§ **Written task**
Write the data out again in full, with no departure from the original.

§ **Lines of data**
[start]
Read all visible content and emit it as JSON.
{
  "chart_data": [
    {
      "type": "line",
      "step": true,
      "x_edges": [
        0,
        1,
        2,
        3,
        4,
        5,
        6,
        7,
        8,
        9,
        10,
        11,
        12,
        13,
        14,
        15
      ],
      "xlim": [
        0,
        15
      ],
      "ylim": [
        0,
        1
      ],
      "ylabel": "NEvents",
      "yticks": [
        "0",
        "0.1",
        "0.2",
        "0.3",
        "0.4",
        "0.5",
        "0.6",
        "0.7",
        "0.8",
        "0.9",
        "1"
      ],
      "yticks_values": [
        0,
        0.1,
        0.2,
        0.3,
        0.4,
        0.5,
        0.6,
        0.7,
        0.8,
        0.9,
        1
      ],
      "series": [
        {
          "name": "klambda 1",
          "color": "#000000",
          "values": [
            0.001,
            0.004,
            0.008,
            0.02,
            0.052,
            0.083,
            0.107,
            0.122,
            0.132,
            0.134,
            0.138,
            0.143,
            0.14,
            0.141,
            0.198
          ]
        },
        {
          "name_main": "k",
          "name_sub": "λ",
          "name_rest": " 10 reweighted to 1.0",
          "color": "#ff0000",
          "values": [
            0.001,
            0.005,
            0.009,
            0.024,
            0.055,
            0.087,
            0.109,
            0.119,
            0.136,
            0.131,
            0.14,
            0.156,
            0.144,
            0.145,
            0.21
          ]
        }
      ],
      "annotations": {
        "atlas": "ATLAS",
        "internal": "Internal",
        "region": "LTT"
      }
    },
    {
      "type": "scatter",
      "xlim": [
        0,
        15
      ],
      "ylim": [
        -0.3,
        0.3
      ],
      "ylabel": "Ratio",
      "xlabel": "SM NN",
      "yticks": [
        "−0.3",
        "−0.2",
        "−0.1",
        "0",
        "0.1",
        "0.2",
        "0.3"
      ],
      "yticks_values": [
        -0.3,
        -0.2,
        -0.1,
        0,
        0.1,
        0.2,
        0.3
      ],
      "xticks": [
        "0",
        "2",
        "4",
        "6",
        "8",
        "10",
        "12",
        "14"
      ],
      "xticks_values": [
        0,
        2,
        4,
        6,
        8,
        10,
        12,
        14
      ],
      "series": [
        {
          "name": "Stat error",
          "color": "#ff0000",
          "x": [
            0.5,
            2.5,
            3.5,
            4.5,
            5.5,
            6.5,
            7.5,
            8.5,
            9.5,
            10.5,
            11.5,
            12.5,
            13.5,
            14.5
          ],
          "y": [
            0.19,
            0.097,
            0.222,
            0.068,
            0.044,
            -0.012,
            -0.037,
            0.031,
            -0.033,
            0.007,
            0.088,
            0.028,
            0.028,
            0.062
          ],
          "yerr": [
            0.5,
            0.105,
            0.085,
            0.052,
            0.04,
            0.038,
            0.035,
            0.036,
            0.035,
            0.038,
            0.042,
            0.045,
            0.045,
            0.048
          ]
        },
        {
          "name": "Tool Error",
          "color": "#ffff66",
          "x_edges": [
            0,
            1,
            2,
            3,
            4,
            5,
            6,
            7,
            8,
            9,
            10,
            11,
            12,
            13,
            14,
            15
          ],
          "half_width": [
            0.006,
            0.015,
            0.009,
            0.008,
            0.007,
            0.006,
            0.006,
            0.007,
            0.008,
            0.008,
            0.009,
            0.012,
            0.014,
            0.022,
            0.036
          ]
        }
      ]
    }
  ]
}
[end]
§ **The completed task**
Read all visible content and emit it as JSON.
{
  "chart_data": [
    {
      "type": "line",
      "step": true,
      "x_edges": [
        0,
        1,
        2,
        3,
        4,
        5,
        6,
        7,
        8,
        9,
        10,
        11,
        12,
        13,
        14,
        15
      ],
      "xlim": [
        0,
        15
      ],
      "ylim": [
        0,
        1
      ],
      "ylabel": "NEvents",
      "yticks": [
        "0",
        "0.1",
        "0.2",
        "0.3",
        "0.4",
        "0.5",
        "0.6",
        "0.7",
        "0.8",
        "0.9",
        "1"
      ],
      "yticks_values": [
        0,
        0.1,
        0.2,
        0.3,
        0.4,
        0.5,
        0.6,
        0.7,
        0.8,
        0.9,
        1
      ],
      "series": [
        {
          "name": "klambda 1",
          "color": "#000000",
          "values": [
            0.001,
            0.004,
            0.008,
            0.02,
            0.052,
            0.083,
            0.107,
            0.122,
            0.132,
            0.134,
            0.138,
            0.143,
            0.14,
            0.141,
            0.198
          ]
        },
        {
          "name_main": "k",
          "name_sub": "λ",
          "name_rest": " 10 reweighted to 1.0",
          "color": "#ff0000",
          "values": [
            0.001,
            0.005,
            0.009,
            0.024,
            0.055,
            0.087,
            0.109,
            0.119,
            0.136,
            0.131,
            0.14,
            0.156,
            0.144,
            0.145,
            0.21
          ]
        }
      ],
      "annotations": {
        "atlas": "ATLAS",
        "internal": "Internal",
        "region": "LTT"
      }
    },
    {
      "type": "scatter",
      "xlim": [
        0,
        15
      ],
      "ylim": [
        -0.3,
        0.3
      ],
      "ylabel": "Ratio",
      "xlabel": "SM NN",
      "yticks": [
        "−0.3",
        "−0.2",
        "−0.1",
        "0",
        "0.1",
        "0.2",
        "0.3"
      ],
      "yticks_values": [
        -0.3,
        -0.2,
        -0.1,
        0,
        0.1,
        0.2,
        0.3
      ],
      "xticks": [
        "0",
        "2",
        "4",
        "6",
        "8",
        "10",
        "12",
        "14"
      ],
      "xticks_values": [
        0,
        2,
        4,
        6,
        8,
        10,
        12,
        14
      ],
      "series": [
        {
          "name": "Stat error",
          "color": "#ff0000",
          "x": [
            0.5,
            2.5,
            3.5,
            4.5,
            5.5,
            6.5,
            7.5,
            8.5,
            9.5,
            10.5,
            11.5,
            12.5,
            13.5,
            14.5
          ],
          "y": [
            0.19,
            0.097,
            0.222,
            0.068,
            0.044,
            -0.012,
            -0.037,
            0.031,
            -0.033,
            0.007,
            0.088,
            0.028,
            0.028,
            0.062
          ],
          "yerr": [
            0.5,
            0.105,
            0.085,
            0.052,
            0.04,
            0.038,
            0.035,
            0.036,
            0.035,
            0.038,
            0.042,
            0.045,
            0.045,
            0.048
          ]
        },
        {
          "name": "Tool Error",
          "color": "#ffff66",
          "x_edges": [
            0,
            1,
            2,
            3,
            4,
            5,
            6,
            7,
            8,
            9,
            10,
            11,
            12,
            13,
            14,
            15
          ],
          "half_width": [
            0.006,
            0.015,
            0.009,
            0.008,
            0.007,
            0.006,
            0.006,
            0.007,
            0.008,
            0.008,
            0.009,
            0.012,
            0.014,
            0.022,
            0.036
          ]
        }
      ]
    }
  ]
}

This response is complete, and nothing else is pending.